## TASK DIRECTIONS
Wherever the string "this" appears, copy the whole line.

# # # #

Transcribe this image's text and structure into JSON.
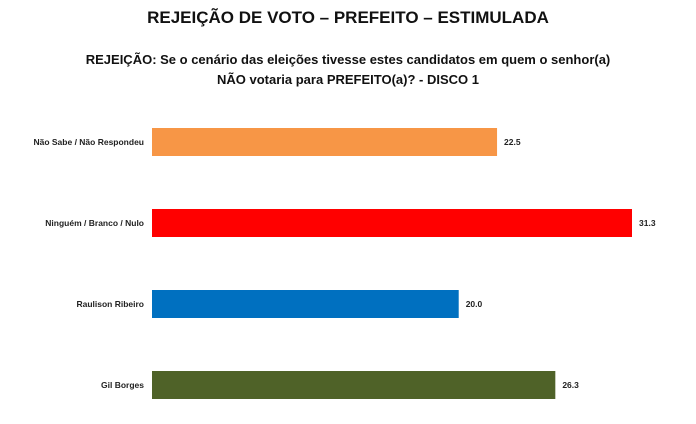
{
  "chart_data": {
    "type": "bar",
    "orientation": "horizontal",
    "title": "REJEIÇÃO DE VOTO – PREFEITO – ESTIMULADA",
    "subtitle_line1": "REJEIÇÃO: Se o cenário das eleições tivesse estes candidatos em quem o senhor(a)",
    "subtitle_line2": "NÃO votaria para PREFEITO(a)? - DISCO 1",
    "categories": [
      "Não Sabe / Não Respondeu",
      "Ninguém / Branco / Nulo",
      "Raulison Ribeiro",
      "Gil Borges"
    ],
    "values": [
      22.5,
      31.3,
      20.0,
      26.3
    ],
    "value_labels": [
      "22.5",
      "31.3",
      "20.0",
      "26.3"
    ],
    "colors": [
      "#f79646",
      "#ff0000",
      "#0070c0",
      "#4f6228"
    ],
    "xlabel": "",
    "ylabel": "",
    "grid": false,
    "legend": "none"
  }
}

# # # #

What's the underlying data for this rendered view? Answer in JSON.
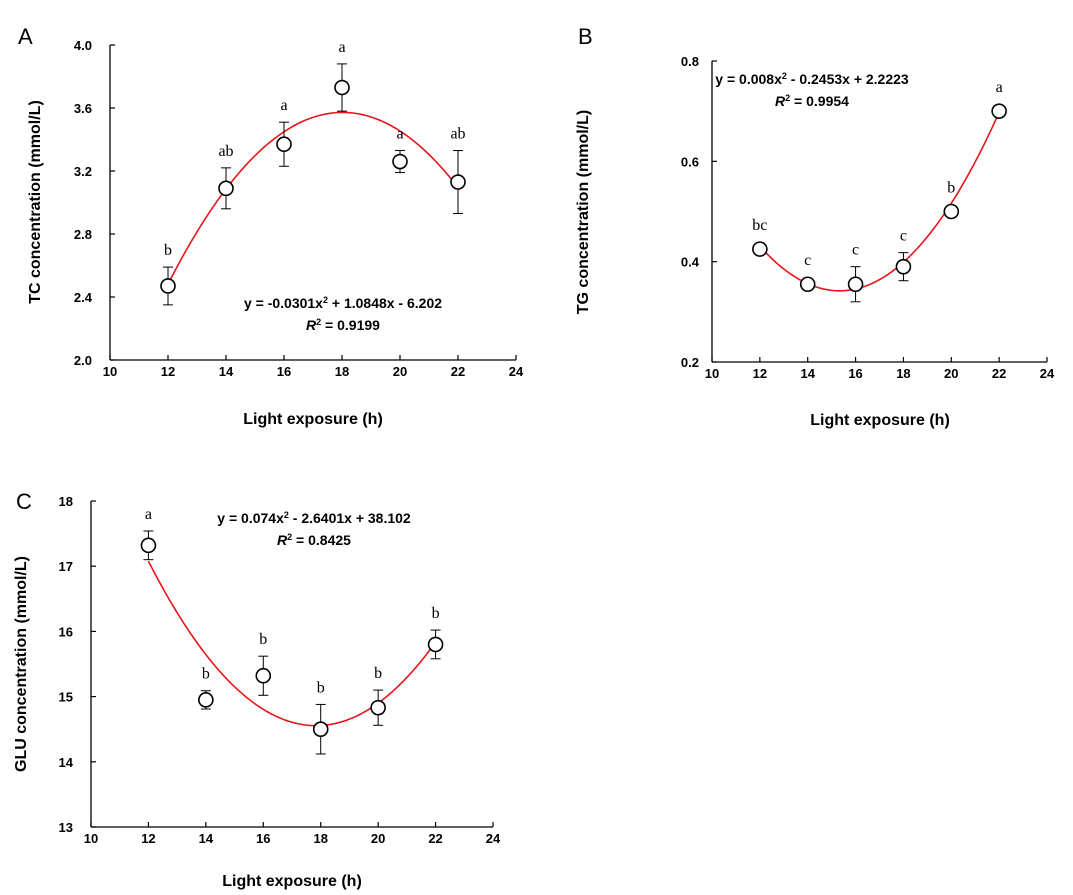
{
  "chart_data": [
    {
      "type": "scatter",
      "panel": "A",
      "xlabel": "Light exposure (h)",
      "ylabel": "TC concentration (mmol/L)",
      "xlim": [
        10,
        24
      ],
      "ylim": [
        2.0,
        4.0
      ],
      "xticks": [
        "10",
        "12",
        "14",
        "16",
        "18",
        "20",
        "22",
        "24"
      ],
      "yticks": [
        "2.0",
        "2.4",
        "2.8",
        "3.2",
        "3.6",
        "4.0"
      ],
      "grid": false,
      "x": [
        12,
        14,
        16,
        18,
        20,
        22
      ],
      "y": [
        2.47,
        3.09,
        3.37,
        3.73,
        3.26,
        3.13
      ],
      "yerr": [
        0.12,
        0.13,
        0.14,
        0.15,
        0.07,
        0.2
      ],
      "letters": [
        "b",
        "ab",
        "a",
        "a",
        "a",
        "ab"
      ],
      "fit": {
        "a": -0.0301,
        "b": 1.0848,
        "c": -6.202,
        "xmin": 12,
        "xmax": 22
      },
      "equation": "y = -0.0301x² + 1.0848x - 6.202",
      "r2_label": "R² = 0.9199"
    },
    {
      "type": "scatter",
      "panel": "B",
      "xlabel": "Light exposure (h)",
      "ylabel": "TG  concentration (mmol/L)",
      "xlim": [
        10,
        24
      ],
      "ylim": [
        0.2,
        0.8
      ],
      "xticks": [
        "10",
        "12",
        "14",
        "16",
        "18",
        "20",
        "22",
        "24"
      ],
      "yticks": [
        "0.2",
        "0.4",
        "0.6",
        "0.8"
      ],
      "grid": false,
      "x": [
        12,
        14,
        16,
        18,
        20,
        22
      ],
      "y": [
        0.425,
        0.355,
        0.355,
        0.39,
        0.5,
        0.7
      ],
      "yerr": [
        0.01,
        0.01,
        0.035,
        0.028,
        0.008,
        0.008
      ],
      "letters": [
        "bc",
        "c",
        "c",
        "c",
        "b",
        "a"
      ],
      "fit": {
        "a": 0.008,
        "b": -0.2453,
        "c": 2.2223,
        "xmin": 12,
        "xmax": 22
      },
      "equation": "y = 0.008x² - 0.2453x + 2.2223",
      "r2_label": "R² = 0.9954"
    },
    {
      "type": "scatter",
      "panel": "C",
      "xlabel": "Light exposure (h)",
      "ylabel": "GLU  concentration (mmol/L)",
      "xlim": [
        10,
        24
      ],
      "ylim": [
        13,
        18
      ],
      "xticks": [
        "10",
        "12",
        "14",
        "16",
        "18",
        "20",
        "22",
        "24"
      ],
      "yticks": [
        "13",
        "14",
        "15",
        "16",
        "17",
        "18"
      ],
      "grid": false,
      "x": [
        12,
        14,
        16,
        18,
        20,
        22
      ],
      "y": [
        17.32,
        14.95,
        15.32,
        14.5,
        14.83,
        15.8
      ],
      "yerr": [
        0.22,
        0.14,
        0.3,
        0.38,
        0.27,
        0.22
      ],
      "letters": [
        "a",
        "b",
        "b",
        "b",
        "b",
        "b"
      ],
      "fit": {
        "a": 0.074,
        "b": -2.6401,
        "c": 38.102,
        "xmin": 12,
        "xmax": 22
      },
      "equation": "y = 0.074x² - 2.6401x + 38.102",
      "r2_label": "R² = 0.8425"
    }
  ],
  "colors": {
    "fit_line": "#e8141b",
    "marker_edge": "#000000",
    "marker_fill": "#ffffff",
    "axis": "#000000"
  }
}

# # # #

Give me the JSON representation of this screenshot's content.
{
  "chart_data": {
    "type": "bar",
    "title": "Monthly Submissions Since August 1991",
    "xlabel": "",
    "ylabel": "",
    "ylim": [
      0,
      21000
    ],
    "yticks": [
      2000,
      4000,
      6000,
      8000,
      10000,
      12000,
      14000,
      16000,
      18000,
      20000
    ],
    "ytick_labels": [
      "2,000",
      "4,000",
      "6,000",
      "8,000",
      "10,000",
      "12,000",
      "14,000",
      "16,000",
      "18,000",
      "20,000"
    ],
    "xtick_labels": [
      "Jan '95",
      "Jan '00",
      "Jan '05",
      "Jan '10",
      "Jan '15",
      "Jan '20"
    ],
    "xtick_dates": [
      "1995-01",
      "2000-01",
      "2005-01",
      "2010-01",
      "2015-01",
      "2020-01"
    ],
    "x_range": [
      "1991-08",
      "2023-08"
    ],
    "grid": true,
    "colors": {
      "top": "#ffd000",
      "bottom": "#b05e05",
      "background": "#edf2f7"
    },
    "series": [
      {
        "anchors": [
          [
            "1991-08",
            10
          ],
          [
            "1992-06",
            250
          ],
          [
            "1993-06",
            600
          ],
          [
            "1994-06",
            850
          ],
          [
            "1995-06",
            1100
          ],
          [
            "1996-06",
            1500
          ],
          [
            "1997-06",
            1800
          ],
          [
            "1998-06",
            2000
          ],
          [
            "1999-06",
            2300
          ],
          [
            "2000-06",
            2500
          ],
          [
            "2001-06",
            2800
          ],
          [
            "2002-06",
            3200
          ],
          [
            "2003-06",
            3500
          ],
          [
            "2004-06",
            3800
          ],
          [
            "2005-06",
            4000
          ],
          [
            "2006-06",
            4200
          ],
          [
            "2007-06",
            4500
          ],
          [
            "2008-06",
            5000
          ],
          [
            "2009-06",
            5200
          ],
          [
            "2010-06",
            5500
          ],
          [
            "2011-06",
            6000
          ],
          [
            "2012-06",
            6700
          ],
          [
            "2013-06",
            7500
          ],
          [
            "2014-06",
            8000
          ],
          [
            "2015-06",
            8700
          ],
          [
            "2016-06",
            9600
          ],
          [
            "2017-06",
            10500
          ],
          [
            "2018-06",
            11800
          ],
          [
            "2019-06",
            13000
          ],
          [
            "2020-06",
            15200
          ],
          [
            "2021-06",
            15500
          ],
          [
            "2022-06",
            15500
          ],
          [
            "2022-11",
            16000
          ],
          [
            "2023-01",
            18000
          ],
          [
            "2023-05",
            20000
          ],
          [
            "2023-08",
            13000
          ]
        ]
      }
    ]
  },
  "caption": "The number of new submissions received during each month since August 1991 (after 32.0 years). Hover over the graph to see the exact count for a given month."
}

# # # #

## SOLUTION TO THE PROBLEM
Transcribe this image's text and structure into JSON.
What's the underlying data for this rendered view? Answer in JSON.
Give me the JSON representation of this screenshot's content.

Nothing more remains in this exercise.